◆ Brief: Write out the data again exactly, skipping every picture.

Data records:
— Begin —
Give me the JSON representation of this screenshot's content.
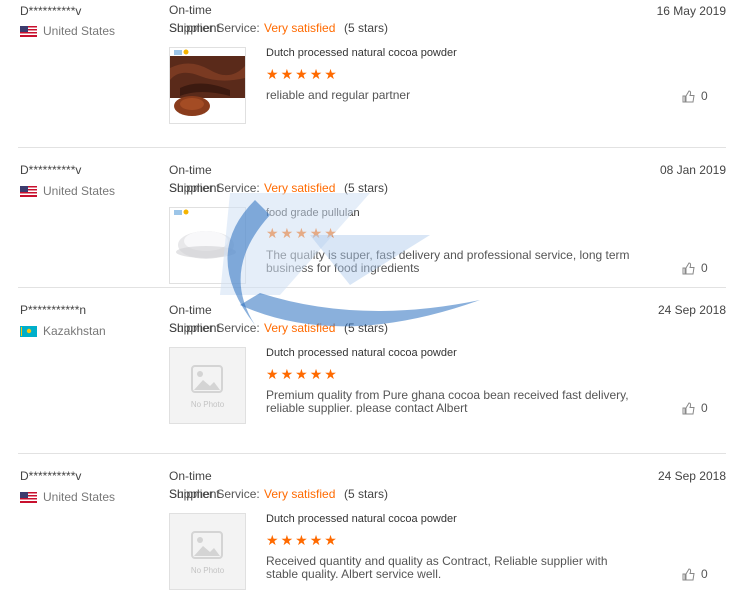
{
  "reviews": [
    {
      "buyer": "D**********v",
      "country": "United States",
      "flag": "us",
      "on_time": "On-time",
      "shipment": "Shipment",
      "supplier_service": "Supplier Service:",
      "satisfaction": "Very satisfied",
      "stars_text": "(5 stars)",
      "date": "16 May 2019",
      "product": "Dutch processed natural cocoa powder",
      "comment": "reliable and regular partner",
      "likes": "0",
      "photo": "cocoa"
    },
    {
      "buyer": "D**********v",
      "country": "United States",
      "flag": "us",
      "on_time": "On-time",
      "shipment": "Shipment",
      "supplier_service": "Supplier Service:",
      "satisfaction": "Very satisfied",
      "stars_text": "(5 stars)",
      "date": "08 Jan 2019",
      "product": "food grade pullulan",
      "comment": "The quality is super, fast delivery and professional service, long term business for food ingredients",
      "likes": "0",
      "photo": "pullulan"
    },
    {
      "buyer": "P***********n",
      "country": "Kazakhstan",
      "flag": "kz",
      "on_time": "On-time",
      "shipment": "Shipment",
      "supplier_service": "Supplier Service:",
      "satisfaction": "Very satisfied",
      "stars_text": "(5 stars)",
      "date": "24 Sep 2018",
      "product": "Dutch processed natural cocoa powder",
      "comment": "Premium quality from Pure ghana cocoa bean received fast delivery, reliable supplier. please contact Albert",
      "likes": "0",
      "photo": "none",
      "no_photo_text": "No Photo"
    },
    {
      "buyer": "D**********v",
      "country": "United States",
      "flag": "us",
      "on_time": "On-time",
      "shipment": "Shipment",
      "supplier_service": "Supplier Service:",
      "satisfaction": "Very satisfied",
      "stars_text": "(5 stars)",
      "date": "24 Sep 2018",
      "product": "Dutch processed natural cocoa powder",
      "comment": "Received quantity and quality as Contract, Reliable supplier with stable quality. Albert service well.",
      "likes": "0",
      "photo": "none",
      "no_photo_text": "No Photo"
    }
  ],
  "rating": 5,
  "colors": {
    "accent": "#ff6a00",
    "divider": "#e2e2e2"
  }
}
— End —
◆ Response to this task:
Give me the JSON representation of this screenshot's content.
{
  "reviews": [
    {
      "buyer": "D**********v",
      "country": "United States",
      "flag": "us",
      "on_time": "On-time",
      "shipment": "Shipment",
      "supplier_service": "Supplier Service:",
      "satisfaction": "Very satisfied",
      "stars_text": "(5 stars)",
      "date": "16 May 2019",
      "product": "Dutch processed natural cocoa powder",
      "comment": "reliable and regular partner",
      "likes": "0",
      "photo": "cocoa"
    },
    {
      "buyer": "D**********v",
      "country": "United States",
      "flag": "us",
      "on_time": "On-time",
      "shipment": "Shipment",
      "supplier_service": "Supplier Service:",
      "satisfaction": "Very satisfied",
      "stars_text": "(5 stars)",
      "date": "08 Jan 2019",
      "product": "food grade pullulan",
      "comment": "The quality is super, fast delivery and professional service, long term business for food ingredients",
      "likes": "0",
      "photo": "pullulan"
    },
    {
      "buyer": "P***********n",
      "country": "Kazakhstan",
      "flag": "kz",
      "on_time": "On-time",
      "shipment": "Shipment",
      "supplier_service": "Supplier Service:",
      "satisfaction": "Very satisfied",
      "stars_text": "(5 stars)",
      "date": "24 Sep 2018",
      "product": "Dutch processed natural cocoa powder",
      "comment": "Premium quality from Pure ghana cocoa bean received fast delivery, reliable supplier. please contact Albert",
      "likes": "0",
      "photo": "none",
      "no_photo_text": "No Photo"
    },
    {
      "buyer": "D**********v",
      "country": "United States",
      "flag": "us",
      "on_time": "On-time",
      "shipment": "Shipment",
      "supplier_service": "Supplier Service:",
      "satisfaction": "Very satisfied",
      "stars_text": "(5 stars)",
      "date": "24 Sep 2018",
      "product": "Dutch processed natural cocoa powder",
      "comment": "Received quantity and quality as Contract, Reliable supplier with stable quality. Albert service well.",
      "likes": "0",
      "photo": "none",
      "no_photo_text": "No Photo"
    }
  ],
  "rating": 5,
  "colors": {
    "accent": "#ff6a00",
    "divider": "#e2e2e2"
  }
}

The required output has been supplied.